Stored records
START

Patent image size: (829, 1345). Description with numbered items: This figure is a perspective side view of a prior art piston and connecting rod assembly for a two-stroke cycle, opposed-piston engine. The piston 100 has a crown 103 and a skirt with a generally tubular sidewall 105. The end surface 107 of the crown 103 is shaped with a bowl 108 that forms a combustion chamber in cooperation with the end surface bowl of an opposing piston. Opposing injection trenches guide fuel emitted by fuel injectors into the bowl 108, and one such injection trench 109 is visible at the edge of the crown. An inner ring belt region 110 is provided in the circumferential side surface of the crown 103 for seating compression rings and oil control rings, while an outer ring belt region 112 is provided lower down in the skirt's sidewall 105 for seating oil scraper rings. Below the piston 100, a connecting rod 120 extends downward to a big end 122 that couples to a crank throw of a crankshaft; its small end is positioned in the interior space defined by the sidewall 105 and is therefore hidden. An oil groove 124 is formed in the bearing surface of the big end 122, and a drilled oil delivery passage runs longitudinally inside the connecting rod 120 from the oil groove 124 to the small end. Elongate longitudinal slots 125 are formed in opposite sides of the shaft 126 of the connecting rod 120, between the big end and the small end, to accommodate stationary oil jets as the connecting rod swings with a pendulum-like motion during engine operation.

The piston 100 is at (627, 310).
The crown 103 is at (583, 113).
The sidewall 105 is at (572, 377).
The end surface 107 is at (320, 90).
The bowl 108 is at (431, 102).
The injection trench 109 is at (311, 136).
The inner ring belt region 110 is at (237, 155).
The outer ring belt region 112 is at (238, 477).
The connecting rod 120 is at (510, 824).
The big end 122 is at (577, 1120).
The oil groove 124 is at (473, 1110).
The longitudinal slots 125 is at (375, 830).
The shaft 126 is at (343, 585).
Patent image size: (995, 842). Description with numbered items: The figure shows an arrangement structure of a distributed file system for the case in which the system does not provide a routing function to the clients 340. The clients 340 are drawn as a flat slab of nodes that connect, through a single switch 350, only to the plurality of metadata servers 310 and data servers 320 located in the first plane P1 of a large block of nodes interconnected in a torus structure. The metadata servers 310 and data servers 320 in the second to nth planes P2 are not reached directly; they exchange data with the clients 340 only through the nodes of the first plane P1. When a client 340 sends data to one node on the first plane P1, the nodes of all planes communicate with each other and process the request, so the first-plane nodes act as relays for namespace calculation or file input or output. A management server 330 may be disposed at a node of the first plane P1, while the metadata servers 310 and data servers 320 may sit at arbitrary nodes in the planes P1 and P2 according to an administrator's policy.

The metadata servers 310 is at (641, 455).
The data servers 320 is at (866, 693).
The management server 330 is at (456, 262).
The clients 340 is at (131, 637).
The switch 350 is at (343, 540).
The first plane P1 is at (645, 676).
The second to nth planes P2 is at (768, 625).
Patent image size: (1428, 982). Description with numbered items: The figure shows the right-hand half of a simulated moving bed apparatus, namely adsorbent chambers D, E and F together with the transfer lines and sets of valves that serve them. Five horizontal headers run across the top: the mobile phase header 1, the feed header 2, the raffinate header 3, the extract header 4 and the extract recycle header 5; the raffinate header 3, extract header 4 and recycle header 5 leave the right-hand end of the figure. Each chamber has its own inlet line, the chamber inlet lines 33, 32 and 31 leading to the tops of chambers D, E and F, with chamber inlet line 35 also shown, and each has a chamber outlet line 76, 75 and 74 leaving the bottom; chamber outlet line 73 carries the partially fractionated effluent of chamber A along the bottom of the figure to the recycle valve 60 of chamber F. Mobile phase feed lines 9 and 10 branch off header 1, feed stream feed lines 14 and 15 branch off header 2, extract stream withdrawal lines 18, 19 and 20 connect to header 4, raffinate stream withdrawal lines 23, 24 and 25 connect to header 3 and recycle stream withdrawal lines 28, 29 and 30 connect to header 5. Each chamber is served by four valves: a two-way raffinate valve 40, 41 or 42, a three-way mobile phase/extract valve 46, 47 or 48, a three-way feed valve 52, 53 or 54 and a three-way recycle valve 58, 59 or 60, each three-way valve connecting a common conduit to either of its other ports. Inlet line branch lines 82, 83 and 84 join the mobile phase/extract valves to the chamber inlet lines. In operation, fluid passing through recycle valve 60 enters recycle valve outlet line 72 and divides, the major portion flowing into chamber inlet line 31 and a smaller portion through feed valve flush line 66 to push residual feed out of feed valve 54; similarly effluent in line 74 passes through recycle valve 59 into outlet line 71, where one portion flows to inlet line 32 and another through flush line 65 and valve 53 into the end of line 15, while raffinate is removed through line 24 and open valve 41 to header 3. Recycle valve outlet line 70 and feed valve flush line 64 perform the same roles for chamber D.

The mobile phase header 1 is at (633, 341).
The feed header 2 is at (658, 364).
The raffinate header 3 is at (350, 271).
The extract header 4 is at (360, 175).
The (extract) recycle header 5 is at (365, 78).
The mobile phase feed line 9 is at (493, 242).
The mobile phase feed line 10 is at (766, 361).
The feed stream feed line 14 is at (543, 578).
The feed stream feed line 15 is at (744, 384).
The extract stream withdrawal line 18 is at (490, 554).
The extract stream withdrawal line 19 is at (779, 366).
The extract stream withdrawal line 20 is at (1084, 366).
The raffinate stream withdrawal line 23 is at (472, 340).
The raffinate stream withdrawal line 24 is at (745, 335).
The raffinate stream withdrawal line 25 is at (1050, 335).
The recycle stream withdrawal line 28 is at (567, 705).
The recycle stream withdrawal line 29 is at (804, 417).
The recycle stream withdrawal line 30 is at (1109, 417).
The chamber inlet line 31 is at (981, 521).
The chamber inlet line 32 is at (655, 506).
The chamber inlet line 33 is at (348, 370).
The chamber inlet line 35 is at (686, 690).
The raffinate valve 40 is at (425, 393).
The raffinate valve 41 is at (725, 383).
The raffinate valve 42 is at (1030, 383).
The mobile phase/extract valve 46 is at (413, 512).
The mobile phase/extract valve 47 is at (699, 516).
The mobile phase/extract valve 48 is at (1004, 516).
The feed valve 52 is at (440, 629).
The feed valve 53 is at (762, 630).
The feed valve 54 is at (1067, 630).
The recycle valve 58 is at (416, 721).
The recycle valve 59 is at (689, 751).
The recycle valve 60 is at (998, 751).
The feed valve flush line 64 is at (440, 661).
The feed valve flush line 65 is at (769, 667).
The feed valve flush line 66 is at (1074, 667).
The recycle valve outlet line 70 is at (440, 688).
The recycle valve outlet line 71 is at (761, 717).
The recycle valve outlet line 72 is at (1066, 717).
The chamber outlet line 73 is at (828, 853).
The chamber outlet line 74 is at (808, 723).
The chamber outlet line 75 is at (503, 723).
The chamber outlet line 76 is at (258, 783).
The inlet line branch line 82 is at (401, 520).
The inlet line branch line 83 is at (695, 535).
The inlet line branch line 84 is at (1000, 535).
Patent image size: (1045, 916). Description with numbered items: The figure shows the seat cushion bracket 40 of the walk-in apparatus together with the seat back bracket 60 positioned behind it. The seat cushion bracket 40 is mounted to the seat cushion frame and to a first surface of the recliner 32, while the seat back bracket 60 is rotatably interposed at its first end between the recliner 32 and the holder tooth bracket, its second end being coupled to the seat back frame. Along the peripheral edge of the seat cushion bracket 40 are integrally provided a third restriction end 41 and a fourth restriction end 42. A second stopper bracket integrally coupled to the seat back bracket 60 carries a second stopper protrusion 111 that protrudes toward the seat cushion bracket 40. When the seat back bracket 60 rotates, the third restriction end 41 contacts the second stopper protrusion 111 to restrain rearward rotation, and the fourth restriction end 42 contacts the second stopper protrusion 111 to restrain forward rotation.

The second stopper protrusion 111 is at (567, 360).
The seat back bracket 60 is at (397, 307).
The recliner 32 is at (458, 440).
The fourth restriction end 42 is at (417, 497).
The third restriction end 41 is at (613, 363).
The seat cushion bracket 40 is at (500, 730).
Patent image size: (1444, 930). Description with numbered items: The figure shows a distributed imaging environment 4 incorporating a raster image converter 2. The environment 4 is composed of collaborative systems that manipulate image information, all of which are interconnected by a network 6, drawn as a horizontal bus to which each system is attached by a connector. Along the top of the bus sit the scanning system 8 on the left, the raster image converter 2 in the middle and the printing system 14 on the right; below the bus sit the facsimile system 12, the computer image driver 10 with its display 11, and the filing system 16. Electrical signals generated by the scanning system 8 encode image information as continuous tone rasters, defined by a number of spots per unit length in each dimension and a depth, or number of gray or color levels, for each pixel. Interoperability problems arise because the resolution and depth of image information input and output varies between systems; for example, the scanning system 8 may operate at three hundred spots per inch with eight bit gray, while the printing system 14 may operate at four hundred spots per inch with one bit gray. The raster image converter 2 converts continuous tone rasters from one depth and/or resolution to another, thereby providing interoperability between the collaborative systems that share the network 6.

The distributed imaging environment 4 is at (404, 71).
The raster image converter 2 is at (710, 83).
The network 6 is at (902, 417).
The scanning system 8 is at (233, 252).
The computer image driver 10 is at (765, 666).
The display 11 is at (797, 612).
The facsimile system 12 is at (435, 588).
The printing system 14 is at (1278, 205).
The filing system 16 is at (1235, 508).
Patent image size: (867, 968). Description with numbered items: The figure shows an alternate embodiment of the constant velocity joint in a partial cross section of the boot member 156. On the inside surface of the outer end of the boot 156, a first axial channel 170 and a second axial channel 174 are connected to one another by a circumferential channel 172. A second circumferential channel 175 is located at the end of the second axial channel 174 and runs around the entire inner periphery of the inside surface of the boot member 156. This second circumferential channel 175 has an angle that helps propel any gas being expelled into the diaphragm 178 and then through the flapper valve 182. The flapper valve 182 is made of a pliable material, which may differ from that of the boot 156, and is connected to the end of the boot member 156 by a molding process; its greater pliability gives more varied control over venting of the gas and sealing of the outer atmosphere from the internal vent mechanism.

END

Reproduce the lines of the entries from the beginning through the line containing "The shaft 126 is at (343, 585).", inclusive.

Patent image size: (829, 1345). Description with numbered items: This figure is a perspective side view of a prior art piston and connecting rod assembly for a two-stroke cycle, opposed-piston engine. The piston 100 has a crown 103 and a skirt with a generally tubular sidewall 105. The end surface 107 of the crown 103 is shaped with a bowl 108 that forms a combustion chamber in cooperation with the end surface bowl of an opposing piston. Opposing injection trenches guide fuel emitted by fuel injectors into the bowl 108, and one such injection trench 109 is visible at the edge of the crown. An inner ring belt region 110 is provided in the circumferential side surface of the crown 103 for seating compression rings and oil control rings, while an outer ring belt region 112 is provided lower down in the skirt's sidewall 105 for seating oil scraper rings. Below the piston 100, a connecting rod 120 extends downward to a big end 122 that couples to a crank throw of a crankshaft; its small end is positioned in the interior space defined by the sidewall 105 and is therefore hidden. An oil groove 124 is formed in the bearing surface of the big end 122, and a drilled oil delivery passage runs longitudinally inside the connecting rod 120 from the oil groove 124 to the small end. Elongate longitudinal slots 125 are formed in opposite sides of the shaft 126 of the connecting rod 120, between the big end and the small end, to accommodate stationary oil jets as the connecting rod swings with a pendulum-like motion during engine operation.

The piston 100 is at (627, 310).
The crown 103 is at (583, 113).
The sidewall 105 is at (572, 377).
The end surface 107 is at (320, 90).
The bowl 108 is at (431, 102).
The injection trench 109 is at (311, 136).
The inner ring belt region 110 is at (237, 155).
The outer ring belt region 112 is at (238, 477).
The connecting rod 120 is at (510, 824).
The big end 122 is at (577, 1120).
The oil groove 124 is at (473, 1110).
The longitudinal slots 125 is at (375, 830).
The shaft 126 is at (343, 585).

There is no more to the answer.